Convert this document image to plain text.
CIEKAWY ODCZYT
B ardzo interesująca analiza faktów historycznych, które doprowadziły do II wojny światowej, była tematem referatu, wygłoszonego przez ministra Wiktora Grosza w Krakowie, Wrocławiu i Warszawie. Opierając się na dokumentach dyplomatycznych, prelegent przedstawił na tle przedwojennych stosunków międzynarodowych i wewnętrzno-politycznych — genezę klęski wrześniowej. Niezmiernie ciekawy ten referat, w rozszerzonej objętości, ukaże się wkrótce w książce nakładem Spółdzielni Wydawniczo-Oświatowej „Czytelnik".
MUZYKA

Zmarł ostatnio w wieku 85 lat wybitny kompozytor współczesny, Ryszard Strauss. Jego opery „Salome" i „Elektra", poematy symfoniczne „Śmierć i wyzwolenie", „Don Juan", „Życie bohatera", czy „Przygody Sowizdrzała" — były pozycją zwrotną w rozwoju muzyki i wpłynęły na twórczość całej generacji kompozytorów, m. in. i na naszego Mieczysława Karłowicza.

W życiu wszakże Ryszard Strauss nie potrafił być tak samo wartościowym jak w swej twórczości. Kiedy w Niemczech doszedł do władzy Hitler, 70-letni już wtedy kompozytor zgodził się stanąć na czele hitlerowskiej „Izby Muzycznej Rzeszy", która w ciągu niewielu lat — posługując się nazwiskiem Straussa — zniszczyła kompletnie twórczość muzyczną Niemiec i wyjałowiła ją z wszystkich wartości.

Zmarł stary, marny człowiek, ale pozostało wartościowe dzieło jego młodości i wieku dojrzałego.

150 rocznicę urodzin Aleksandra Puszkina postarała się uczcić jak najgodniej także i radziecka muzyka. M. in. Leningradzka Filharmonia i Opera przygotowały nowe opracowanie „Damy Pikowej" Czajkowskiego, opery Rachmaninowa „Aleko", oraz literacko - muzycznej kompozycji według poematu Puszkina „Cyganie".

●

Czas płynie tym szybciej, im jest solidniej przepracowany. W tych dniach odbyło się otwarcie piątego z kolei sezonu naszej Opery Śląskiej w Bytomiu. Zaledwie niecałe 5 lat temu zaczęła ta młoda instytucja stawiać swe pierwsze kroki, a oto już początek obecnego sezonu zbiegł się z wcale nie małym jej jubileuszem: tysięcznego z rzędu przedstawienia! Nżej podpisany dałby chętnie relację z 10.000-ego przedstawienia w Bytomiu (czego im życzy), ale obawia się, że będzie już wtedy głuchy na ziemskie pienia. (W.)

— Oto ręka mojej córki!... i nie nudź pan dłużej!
══════════════════════════════
(TASK GOAL) Return each line in the records that holds the string "Zmarł".

(TASK RESULT)
Zmarł ostatnio w wieku 85 lat wybitny kompozytor współczesny, Ryszard Strauss. Jego opery „Salome" i „Elektra", poematy symfoniczne „Śmierć i wyzwolenie", „Don Juan", „Życie bohatera", czy „Przygody Sowizdrzała" — były pozycją zwrotną w rozwoju muzyki i wpłynęły na twórczość całej generacji kompozytorów, m. in. i na naszego Mieczysława Karłowicza.
Zmarł stary, marny człowiek, ale pozostało wartościowe dzieło jego młodości i wieku dojrzałego.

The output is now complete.